INPUT DATA.

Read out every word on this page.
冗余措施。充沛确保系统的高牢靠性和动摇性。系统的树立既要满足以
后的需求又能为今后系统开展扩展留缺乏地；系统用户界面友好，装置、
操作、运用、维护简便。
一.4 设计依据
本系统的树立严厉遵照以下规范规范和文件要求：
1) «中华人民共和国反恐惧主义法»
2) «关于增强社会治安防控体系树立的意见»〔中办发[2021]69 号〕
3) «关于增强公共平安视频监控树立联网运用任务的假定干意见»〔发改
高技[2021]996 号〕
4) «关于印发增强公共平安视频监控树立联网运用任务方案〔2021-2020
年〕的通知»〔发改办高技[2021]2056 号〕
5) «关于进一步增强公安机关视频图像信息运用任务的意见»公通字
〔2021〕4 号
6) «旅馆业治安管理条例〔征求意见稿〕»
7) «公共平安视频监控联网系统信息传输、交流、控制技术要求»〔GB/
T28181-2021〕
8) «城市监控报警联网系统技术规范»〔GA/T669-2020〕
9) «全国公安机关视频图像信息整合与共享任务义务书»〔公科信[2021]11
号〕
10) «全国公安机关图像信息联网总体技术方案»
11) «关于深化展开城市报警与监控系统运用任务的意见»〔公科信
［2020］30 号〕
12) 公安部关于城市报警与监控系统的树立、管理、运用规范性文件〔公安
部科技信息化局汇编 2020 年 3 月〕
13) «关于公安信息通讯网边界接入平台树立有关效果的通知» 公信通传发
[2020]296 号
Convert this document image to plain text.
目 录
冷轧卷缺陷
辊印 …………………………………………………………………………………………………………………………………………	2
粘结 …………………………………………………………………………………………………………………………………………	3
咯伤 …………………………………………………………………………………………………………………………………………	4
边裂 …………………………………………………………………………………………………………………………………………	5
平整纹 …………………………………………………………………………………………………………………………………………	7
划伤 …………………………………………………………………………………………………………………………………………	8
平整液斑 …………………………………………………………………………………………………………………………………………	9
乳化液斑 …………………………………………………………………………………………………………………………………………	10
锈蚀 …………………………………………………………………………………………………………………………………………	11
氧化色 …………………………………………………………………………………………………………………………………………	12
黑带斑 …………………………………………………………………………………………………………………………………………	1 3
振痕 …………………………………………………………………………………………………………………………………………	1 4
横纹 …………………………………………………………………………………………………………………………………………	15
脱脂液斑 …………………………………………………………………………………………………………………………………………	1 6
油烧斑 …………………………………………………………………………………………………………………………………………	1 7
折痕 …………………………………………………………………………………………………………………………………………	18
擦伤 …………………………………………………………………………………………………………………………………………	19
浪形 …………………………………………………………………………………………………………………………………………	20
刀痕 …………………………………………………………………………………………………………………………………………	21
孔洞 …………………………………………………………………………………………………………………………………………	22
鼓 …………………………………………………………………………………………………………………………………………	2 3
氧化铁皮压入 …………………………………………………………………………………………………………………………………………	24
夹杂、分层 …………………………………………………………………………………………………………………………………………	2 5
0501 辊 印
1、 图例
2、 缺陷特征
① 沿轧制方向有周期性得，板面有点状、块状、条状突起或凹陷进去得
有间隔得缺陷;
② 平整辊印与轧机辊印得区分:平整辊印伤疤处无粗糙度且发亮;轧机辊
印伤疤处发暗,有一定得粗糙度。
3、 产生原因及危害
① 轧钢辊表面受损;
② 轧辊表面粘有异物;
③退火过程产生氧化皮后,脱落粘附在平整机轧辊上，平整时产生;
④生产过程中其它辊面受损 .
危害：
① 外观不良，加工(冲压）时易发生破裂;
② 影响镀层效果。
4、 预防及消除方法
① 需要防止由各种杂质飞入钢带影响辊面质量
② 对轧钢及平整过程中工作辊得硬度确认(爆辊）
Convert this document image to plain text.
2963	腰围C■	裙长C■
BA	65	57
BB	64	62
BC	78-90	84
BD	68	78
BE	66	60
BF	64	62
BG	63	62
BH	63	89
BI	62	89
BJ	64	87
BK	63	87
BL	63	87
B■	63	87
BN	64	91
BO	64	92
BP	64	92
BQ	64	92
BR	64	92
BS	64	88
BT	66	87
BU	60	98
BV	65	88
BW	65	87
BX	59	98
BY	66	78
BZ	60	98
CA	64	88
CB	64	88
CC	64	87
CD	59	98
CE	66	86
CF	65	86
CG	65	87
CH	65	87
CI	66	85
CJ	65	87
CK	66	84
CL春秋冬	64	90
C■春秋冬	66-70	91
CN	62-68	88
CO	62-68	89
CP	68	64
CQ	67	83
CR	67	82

GIVEN EXERCISE. Go through the listing and copy all of it exactly.

EXERCISE RESULT.
Read out every word on this page.
冗余措施。充沛确保系统的高牢靠性和动摇性。系统的树立既要满足以
后的需求又能为今后系统开展扩展留缺乏地；系统用户界面友好，装置、
操作、运用、维护简便。
一.4 设计依据
本系统的树立严厉遵照以下规范规范和文件要求：
1) «中华人民共和国反恐惧主义法»
2) «关于增强社会治安防控体系树立的意见»〔中办发[2021]69 号〕
3) «关于增强公共平安视频监控树立联网运用任务的假定干意见»〔发改
高技[2021]996 号〕
4) «关于印发增强公共平安视频监控树立联网运用任务方案〔2021-2020
年〕的通知»〔发改办高技[2021]2056 号〕
5) «关于进一步增强公安机关视频图像信息运用任务的意见»公通字
〔2021〕4 号
6) «旅馆业治安管理条例〔征求意见稿〕»
7) «公共平安视频监控联网系统信息传输、交流、控制技术要求»〔GB/
T28181-2021〕
8) «城市监控报警联网系统技术规范»〔GA/T669-2020〕
9) «全国公安机关视频图像信息整合与共享任务义务书»〔公科信[2021]11
号〕
10) «全国公安机关图像信息联网总体技术方案»
11) «关于深化展开城市报警与监控系统运用任务的意见»〔公科信
［2020］30 号〕
12) 公安部关于城市报警与监控系统的树立、管理、运用规范性文件〔公安
部科技信息化局汇编 2020 年 3 月〕
13) «关于公安信息通讯网边界接入平台树立有关效果的通知» 公信通传发
[2020]296 号
Convert this document image to plain text.
目 录
冷轧卷缺陷
辊印 …………………………………………………………………………………………………………………………………………	2
粘结 …………………………………………………………………………………………………………………………………………	3
咯伤 …………………………………………………………………………………………………………………………………………	4
边裂 …………………………………………………………………………………………………………………………………………	5
平整纹 …………………………………………………………………………………………………………………………………………	7
划伤 …………………………………………………………………………………………………………………………………………	8
平整液斑 …………………………………………………………………………………………………………………………………………	9
乳化液斑 …………………………………………………………………………………………………………………………………………	10
锈蚀 …………………………………………………………………………………………………………………………………………	11
氧化色 …………………………………………………………………………………………………………………………………………	12
黑带斑 …………………………………………………………………………………………………………………………………………	1 3
振痕 …………………………………………………………………………………………………………………………………………	1 4
横纹 …………………………………………………………………………………………………………………………………………	15
脱脂液斑 …………………………………………………………………………………………………………………………………………	1 6
油烧斑 …………………………………………………………………………………………………………………………………………	1 7
折痕 …………………………………………………………………………………………………………………………………………	18
擦伤 …………………………………………………………………………………………………………………………………………	19
浪形 …………………………………………………………………………………………………………………………………………	20
刀痕 …………………………………………………………………………………………………………………………………………	21
孔洞 …………………………………………………………………………………………………………………………………………	22
鼓 …………………………………………………………………………………………………………………………………………	2 3
氧化铁皮压入 …………………………………………………………………………………………………………………………………………	24
夹杂、分层 …………………………………………………………………………………………………………………………………………	2 5
0501 辊 印
1、 图例
2、 缺陷特征
① 沿轧制方向有周期性得，板面有点状、块状、条状突起或凹陷进去得
有间隔得缺陷;
② 平整辊印与轧机辊印得区分:平整辊印伤疤处无粗糙度且发亮;轧机辊
印伤疤处发暗,有一定得粗糙度。
3、 产生原因及危害
① 轧钢辊表面受损;
② 轧辊表面粘有异物;
③退火过程产生氧化皮后,脱落粘附在平整机轧辊上，平整时产生;
④生产过程中其它辊面受损 .
危害：
① 外观不良，加工(冲压）时易发生破裂;
② 影响镀层效果。
4、 预防及消除方法
① 需要防止由各种杂质飞入钢带影响辊面质量
② 对轧钢及平整过程中工作辊得硬度确认(爆辊）
Convert this document image to plain text.
2963	腰围C■	裙长C■
BA	65	57
BB	64	62
BC	78-90	84
BD	68	78
BE	66	60
BF	64	62
BG	63	62
BH	63	89
BI	62	89
BJ	64	87
BK	63	87
BL	63	87
B■	63	87
BN	64	91
BO	64	92
BP	64	92
BQ	64	92
BR	64	92
BS	64	88
BT	66	87
BU	60	98
BV	65	88
BW	65	87
BX	59	98
BY	66	78
BZ	60	98
CA	64	88
CB	64	88
CC	64	87
CD	59	98
CE	66	86
CF	65	86
CG	65	87
CH	65	87
CI	66	85
CJ	65	87
CK	66	84
CL春秋冬	64	90
C■春秋冬	66-70	91
CN	62-68	88
CO	62-68	89
CP	68	64
CQ	67	83
CR	67	82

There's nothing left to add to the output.